Objective -> Find the word "name" in the data. Return every line where it appears.

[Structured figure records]

============================================================

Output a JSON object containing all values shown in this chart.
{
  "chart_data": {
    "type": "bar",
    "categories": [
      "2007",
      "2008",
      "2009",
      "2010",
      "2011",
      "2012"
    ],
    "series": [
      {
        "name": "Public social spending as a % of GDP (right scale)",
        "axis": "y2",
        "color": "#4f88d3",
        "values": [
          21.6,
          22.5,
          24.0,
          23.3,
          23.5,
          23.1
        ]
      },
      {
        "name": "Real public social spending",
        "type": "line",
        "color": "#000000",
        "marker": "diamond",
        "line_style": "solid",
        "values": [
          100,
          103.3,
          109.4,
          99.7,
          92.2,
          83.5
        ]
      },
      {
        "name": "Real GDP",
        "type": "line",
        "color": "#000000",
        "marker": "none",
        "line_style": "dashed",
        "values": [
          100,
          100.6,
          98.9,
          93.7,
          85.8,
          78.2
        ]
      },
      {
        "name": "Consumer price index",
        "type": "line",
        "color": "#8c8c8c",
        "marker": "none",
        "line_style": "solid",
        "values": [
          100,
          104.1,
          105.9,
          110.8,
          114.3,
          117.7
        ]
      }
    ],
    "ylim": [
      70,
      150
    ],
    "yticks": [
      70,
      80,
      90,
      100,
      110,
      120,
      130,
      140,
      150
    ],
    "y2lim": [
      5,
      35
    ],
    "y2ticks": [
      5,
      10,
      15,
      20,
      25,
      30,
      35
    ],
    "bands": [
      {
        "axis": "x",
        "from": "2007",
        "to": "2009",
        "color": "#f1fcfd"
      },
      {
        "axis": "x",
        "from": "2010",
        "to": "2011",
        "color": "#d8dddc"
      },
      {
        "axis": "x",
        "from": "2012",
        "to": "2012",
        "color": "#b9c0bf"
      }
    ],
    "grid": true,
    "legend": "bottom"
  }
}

============================================================

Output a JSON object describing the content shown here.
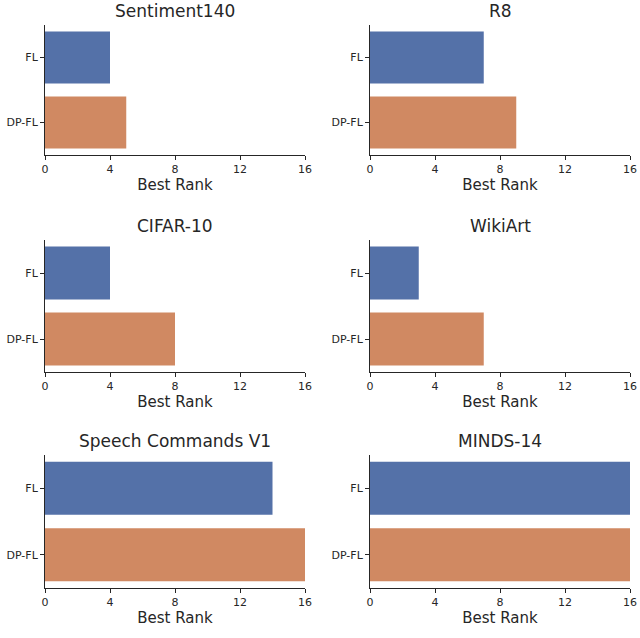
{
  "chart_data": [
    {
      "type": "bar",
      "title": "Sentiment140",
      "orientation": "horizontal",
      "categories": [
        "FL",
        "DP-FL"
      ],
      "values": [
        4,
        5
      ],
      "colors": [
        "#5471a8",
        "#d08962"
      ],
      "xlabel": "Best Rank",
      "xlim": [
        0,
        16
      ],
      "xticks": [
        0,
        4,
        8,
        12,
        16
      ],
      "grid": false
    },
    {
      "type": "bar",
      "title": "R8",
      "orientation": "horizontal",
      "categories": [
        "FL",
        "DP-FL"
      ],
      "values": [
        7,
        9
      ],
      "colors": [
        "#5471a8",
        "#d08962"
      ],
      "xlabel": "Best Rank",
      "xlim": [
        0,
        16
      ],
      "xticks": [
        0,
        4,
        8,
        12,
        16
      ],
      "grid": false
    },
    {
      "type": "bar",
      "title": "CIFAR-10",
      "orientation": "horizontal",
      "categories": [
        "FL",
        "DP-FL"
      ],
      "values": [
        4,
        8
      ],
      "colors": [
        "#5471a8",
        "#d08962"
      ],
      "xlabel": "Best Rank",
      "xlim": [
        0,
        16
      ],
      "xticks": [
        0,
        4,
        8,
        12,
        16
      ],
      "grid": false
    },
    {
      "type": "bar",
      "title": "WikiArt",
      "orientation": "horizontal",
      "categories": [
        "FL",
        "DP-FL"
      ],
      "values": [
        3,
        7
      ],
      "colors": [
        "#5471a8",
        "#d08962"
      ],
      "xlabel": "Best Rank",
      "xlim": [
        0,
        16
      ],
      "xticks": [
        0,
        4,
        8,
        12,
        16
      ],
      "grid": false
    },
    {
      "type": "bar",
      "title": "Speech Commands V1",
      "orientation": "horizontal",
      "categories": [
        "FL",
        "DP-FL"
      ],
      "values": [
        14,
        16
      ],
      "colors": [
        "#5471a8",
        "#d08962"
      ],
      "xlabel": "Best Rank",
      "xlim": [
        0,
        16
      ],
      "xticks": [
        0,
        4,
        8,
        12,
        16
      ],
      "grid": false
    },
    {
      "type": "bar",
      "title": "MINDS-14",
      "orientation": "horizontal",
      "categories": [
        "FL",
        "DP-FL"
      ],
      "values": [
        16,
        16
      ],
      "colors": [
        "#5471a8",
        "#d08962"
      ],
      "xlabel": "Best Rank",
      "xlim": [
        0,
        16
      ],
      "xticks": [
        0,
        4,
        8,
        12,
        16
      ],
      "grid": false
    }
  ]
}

============================================================

Reply ->
        "name": "Public social spending as a % of GDP (right scale)",
        "name": "Real public social spending",
        "name": "Real GDP",
        "name": "Consumer price index",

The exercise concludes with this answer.